Instructions for the task> Identify the lines that contain the word "sobre", then copy them.

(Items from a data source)
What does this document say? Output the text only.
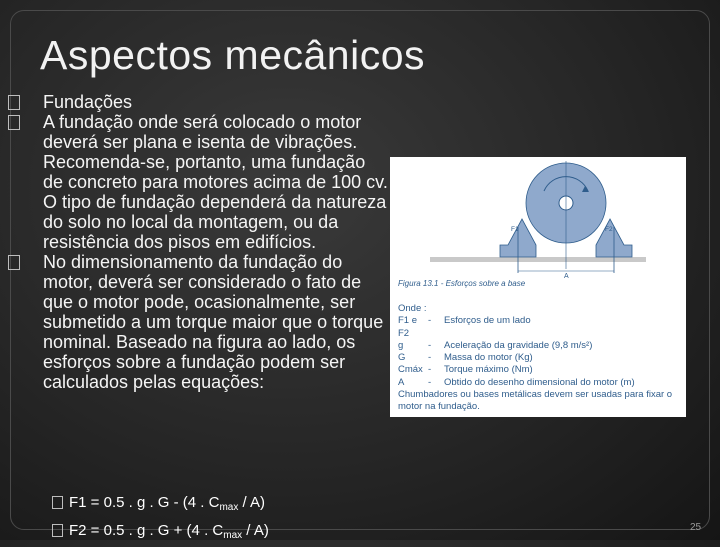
Aspectos mecânicos
Fundações
A fundação onde será colocado o motor deverá ser plana e isenta de vibrações. Recomenda-se, portanto, uma fundação de concreto para motores acima de 100 cv. O tipo de fundação dependerá da natureza do solo no local da montagem, ou da resistência dos pisos em edifícios.
No dimensionamento da fundação do motor, deverá ser considerado o fato de que o motor pode, ocasionalmente, ser submetido a um torque maior que o torque nominal. Baseado na figura ao lado, os esforços sobre a fundação podem ser calculados pelas equações:
F1 = 0.5 . g . G - (4 . $C_{max} / A$)
F2 = 0.5 . g . G + (4 . $C_{max} / A$)
F1	F2
A
Figura 13.1 - Esforços sobre a base
Onde :
F1 e F2
-	Esforços de um lado
g	-	Aceleração da gravidade (9,8 m/s²)
G	-	Massa do motor (Kg)
Cmáx -	Torque máximo (Nm)
A	-	Obtido do desenho dimensional do motor (m)
Chumbadores ou bases metálicas devem ser usadas para fixar o motor na fundação.
25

Correct response>
No dimensionamento da fundação do motor, deverá ser considerado o fato de que o motor pode, ocasionalmente, ser submetido a um torque maior que o torque nominal. Baseado na figura ao lado, os esforços sobre a fundação podem ser calculados pelas equações:
Figura 13.1 - Esforços sobre a base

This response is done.